---------- Input data ----------

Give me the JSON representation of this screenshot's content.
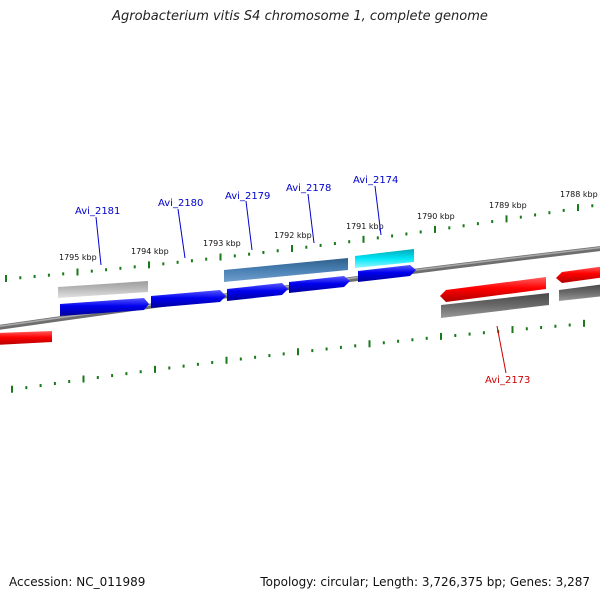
{
  "title": "Agrobacterium vitis S4 chromosome 1, complete genome",
  "footer": {
    "accession_text": "Accession: NC_011989",
    "stats_text": "Topology: circular; Length: 3,726,375 bp; Genes: 3,287"
  },
  "colors": {
    "backbone": "#7a7a7a",
    "tick": "#1a7a1a",
    "blue": "#0000ee",
    "steel": "#4a7fb0",
    "cyan": "#00e0f0",
    "red": "#ff0000",
    "gray": "#666666",
    "light_gray": "#bdbdbd",
    "label_blue": "#0000cc",
    "label_red": "#cc0000"
  },
  "scale": {
    "unit": "kbp",
    "labels": [
      "1795 kbp",
      "1794 kbp",
      "1793 kbp",
      "1792 kbp",
      "1791 kbp",
      "1790 kbp",
      "1789 kbp",
      "1788 kbp"
    ]
  },
  "gene_labels": [
    {
      "text": "Avi_2181",
      "color": "label_blue"
    },
    {
      "text": "Avi_2180",
      "color": "label_blue"
    },
    {
      "text": "Avi_2179",
      "color": "label_blue"
    },
    {
      "text": "Avi_2178",
      "color": "label_blue"
    },
    {
      "text": "Avi_2174",
      "color": "label_blue"
    },
    {
      "text": "Avi_2173",
      "color": "label_red"
    }
  ]
}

----------

When you write out the material, reproduce each line exactly and omit any picture it holds.

● Worked solution:
Give me the JSON representation of this screenshot's content.
{
  "title": "Agrobacterium vitis S4 chromosome 1, complete genome",
  "footer": {
    "accession_text": "Accession: NC_011989",
    "stats_text": "Topology: circular; Length: 3,726,375 bp; Genes: 3,287"
  },
  "colors": {
    "backbone": "#7a7a7a",
    "tick": "#1a7a1a",
    "blue": "#0000ee",
    "steel": "#4a7fb0",
    "cyan": "#00e0f0",
    "red": "#ff0000",
    "gray": "#666666",
    "light_gray": "#bdbdbd",
    "label_blue": "#0000cc",
    "label_red": "#cc0000"
  },
  "scale": {
    "unit": "kbp",
    "labels": [
      "1795 kbp",
      "1794 kbp",
      "1793 kbp",
      "1792 kbp",
      "1791 kbp",
      "1790 kbp",
      "1789 kbp",
      "1788 kbp"
    ]
  },
  "gene_labels": [
    {
      "text": "Avi_2181",
      "color": "label_blue"
    },
    {
      "text": "Avi_2180",
      "color": "label_blue"
    },
    {
      "text": "Avi_2179",
      "color": "label_blue"
    },
    {
      "text": "Avi_2178",
      "color": "label_blue"
    },
    {
      "text": "Avi_2174",
      "color": "label_blue"
    },
    {
      "text": "Avi_2173",
      "color": "label_red"
    }
  ]
}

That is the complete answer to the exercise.